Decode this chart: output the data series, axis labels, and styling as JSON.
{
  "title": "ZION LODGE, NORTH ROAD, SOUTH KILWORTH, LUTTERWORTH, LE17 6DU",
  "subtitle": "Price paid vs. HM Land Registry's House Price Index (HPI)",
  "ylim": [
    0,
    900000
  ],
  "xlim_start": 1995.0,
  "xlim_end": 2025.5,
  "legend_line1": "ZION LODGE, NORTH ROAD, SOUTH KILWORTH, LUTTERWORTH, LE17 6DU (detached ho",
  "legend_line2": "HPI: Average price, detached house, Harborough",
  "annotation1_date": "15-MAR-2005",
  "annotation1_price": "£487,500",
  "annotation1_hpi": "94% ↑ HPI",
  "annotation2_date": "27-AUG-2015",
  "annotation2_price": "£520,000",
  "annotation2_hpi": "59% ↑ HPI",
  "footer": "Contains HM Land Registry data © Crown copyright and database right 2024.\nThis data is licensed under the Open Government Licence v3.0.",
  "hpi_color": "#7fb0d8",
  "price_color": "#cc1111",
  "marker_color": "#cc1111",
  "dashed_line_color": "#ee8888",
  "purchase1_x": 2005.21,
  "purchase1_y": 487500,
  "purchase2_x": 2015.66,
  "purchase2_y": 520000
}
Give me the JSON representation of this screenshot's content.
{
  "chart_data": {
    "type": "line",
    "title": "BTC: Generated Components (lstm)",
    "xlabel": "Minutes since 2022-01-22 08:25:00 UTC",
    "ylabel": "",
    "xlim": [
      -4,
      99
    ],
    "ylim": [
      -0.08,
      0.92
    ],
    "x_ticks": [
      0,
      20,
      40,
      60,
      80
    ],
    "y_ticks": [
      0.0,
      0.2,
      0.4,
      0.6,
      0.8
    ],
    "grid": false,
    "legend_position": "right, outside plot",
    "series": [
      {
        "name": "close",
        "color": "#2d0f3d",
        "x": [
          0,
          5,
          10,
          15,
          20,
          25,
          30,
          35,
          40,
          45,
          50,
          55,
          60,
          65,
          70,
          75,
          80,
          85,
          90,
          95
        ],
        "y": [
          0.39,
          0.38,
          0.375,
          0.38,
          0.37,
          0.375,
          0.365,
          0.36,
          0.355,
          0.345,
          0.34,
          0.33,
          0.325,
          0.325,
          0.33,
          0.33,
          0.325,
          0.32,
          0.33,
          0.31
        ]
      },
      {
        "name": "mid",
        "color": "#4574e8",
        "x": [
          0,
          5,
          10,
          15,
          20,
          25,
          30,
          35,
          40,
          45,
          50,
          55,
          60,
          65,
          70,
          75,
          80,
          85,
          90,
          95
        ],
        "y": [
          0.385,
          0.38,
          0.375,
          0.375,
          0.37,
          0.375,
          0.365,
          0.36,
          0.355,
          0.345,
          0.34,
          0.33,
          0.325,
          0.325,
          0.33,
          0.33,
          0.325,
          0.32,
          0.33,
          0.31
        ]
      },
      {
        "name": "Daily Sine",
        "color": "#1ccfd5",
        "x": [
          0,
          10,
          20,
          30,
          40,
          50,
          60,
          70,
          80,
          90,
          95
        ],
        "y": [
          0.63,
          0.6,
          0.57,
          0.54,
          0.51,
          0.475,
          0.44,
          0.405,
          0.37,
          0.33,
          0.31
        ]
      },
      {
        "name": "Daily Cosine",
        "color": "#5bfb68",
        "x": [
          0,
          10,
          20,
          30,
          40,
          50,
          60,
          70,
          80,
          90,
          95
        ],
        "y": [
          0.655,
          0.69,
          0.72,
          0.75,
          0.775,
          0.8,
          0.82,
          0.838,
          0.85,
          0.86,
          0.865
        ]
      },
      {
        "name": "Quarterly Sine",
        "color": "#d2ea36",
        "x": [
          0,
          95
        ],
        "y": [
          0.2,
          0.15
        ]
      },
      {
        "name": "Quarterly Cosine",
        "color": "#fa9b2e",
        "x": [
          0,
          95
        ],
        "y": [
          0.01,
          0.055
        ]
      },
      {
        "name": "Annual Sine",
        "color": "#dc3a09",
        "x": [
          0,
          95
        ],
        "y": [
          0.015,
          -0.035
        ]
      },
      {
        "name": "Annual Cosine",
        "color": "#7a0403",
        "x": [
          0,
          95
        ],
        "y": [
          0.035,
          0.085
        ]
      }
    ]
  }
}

-=-=-

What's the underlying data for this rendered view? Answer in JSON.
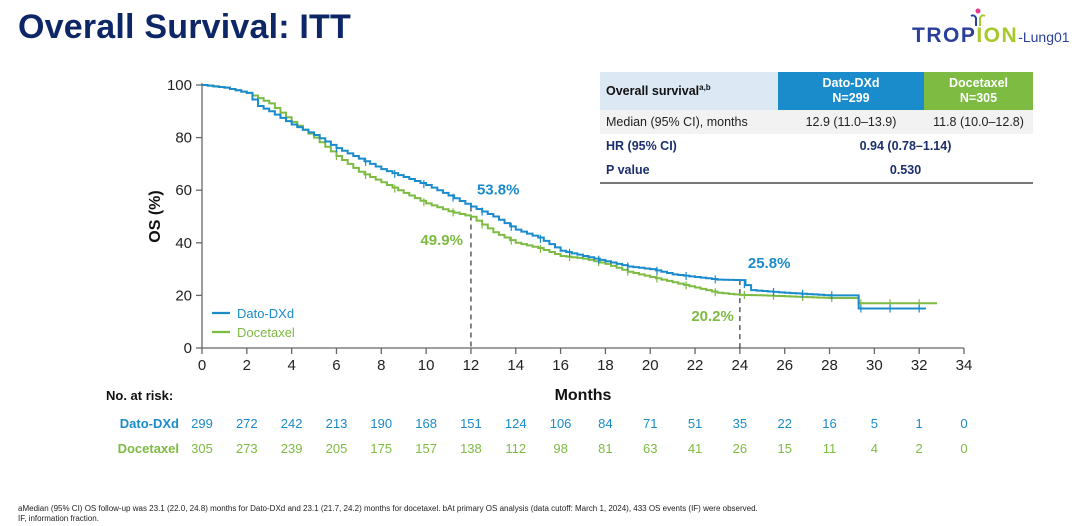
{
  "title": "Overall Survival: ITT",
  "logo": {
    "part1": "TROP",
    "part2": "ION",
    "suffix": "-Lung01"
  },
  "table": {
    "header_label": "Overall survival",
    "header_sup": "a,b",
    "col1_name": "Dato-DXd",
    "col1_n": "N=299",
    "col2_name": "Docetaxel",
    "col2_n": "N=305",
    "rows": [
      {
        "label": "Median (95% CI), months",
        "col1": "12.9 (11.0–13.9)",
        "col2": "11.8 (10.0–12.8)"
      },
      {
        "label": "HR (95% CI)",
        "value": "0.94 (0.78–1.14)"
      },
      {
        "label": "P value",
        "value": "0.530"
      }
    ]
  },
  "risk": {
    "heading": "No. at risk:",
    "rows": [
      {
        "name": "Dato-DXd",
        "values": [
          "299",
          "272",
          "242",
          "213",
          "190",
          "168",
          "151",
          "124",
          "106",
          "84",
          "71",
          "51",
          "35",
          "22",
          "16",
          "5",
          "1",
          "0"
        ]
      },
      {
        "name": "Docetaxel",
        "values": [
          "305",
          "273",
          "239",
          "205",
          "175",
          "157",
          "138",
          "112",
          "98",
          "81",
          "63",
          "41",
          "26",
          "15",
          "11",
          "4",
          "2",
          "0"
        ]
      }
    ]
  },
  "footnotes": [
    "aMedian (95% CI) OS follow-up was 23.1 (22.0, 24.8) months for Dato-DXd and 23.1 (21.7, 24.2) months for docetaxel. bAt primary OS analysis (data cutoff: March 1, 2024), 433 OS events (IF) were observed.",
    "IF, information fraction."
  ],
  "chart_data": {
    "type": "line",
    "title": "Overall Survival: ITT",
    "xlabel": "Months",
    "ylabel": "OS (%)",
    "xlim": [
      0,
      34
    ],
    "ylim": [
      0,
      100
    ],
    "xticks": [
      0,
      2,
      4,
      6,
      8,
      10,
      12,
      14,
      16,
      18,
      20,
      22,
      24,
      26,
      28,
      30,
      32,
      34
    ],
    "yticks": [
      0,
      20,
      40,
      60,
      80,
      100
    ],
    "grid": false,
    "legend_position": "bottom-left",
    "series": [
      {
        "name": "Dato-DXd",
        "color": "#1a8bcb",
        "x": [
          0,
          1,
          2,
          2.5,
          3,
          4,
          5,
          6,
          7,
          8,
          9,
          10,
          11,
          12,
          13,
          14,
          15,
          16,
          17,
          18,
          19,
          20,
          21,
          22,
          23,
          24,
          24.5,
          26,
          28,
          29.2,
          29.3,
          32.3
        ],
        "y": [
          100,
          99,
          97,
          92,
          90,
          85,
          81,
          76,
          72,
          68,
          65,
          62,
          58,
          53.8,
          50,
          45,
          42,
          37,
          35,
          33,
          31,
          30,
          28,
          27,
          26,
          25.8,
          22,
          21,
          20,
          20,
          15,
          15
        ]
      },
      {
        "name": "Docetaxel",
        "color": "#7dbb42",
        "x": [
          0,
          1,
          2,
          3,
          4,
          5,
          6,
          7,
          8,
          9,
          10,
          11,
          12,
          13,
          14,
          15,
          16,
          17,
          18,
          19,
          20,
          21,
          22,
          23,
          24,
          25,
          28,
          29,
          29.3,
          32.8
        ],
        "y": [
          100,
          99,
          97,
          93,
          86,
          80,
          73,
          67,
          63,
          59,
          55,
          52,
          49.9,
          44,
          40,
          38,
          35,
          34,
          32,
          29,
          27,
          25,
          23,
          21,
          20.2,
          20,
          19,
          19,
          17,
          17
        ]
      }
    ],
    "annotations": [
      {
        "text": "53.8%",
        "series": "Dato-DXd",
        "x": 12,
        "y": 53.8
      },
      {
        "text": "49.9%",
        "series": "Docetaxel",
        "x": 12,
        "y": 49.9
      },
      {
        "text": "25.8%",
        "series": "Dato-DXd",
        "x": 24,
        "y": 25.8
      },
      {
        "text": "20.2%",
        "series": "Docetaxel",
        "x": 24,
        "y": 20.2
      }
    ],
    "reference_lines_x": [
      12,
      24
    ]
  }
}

-=-=-

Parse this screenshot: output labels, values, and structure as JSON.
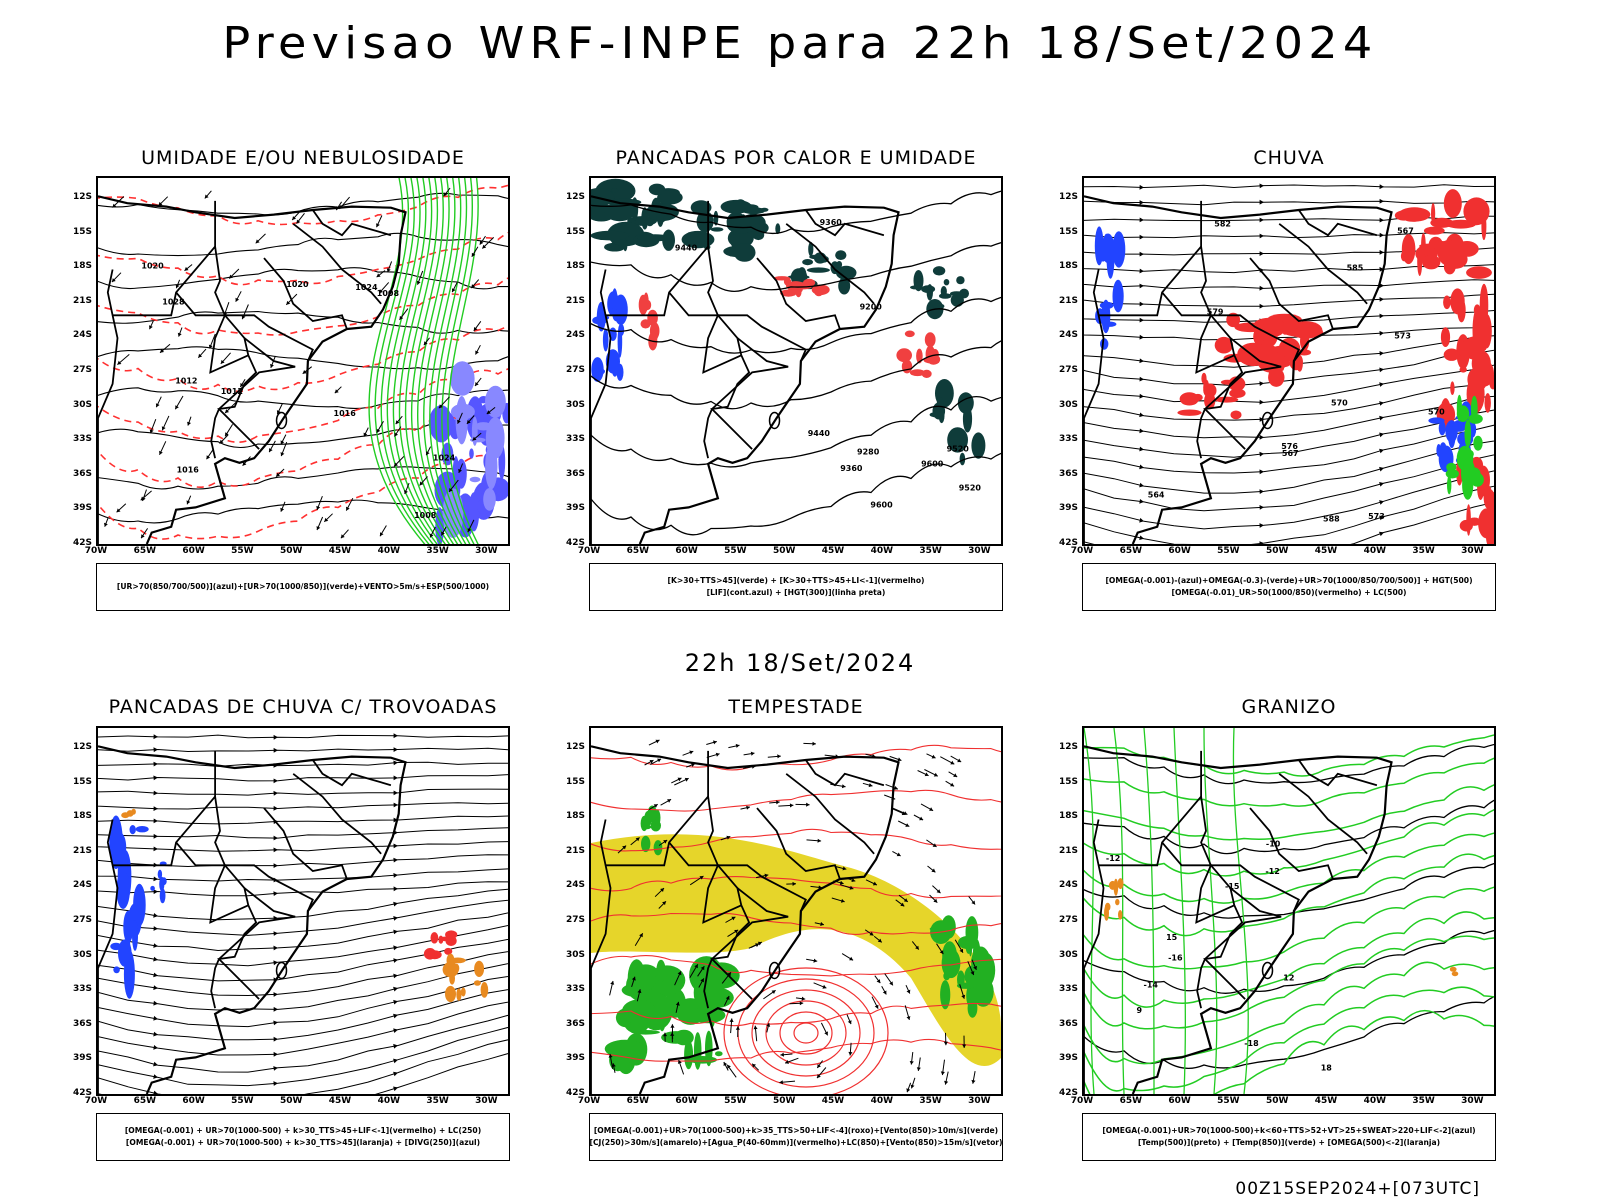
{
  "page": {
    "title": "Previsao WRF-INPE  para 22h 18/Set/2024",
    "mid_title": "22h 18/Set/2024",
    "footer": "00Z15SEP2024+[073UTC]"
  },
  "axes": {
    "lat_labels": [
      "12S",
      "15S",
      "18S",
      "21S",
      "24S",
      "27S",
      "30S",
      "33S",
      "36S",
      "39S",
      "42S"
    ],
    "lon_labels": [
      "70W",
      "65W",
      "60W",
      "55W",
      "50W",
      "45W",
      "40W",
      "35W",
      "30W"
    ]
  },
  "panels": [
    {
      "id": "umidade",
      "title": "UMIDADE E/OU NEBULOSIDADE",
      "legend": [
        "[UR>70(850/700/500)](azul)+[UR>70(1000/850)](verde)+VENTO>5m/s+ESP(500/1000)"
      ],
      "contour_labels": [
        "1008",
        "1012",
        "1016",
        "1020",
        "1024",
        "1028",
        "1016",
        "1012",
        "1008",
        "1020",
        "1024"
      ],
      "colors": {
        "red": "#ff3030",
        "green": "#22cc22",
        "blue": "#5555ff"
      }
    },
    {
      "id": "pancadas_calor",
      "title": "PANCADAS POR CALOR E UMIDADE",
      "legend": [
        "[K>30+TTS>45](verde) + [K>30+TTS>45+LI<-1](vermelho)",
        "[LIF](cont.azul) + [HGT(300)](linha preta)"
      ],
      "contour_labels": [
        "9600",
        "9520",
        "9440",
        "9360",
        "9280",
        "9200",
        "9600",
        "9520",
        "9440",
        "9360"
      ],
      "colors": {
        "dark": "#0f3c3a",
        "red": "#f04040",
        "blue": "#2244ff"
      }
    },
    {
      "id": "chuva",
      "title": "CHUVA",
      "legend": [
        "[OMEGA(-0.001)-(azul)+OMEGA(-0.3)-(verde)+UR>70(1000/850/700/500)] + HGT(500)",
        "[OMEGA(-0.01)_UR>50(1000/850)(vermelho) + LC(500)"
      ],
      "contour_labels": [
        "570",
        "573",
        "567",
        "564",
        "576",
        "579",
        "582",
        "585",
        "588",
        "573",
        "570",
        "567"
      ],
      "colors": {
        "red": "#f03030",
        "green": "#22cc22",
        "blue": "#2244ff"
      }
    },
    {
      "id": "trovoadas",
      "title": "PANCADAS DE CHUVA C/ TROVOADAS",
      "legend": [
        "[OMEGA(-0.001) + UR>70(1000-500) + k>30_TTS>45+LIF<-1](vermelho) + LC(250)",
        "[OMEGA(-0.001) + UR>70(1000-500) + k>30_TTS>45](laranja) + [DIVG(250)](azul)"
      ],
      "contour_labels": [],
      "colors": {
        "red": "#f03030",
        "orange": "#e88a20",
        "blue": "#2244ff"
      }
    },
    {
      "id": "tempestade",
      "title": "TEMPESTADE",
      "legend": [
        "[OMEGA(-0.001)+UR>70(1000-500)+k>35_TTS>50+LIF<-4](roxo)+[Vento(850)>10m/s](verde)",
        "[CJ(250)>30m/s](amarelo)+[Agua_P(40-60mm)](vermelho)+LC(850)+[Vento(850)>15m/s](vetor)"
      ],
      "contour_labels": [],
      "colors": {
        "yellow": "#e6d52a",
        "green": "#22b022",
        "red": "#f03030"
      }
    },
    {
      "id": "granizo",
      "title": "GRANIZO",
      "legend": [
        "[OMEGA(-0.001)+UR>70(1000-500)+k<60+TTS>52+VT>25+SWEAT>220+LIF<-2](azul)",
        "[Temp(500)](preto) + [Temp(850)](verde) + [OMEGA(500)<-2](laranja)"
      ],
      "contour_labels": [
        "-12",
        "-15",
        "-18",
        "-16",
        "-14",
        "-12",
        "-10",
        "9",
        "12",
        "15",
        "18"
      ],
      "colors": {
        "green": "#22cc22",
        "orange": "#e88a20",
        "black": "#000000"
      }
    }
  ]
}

-=-=-

Directions for this task>
Using the material above, report each line where "detached" occurs.

Answer to this task>
  "legend_line1": "ZION LODGE, NORTH ROAD, SOUTH KILWORTH, LUTTERWORTH, LE17 6DU (detached ho",
  "legend_line2": "HPI: Average price, detached house, Harborough",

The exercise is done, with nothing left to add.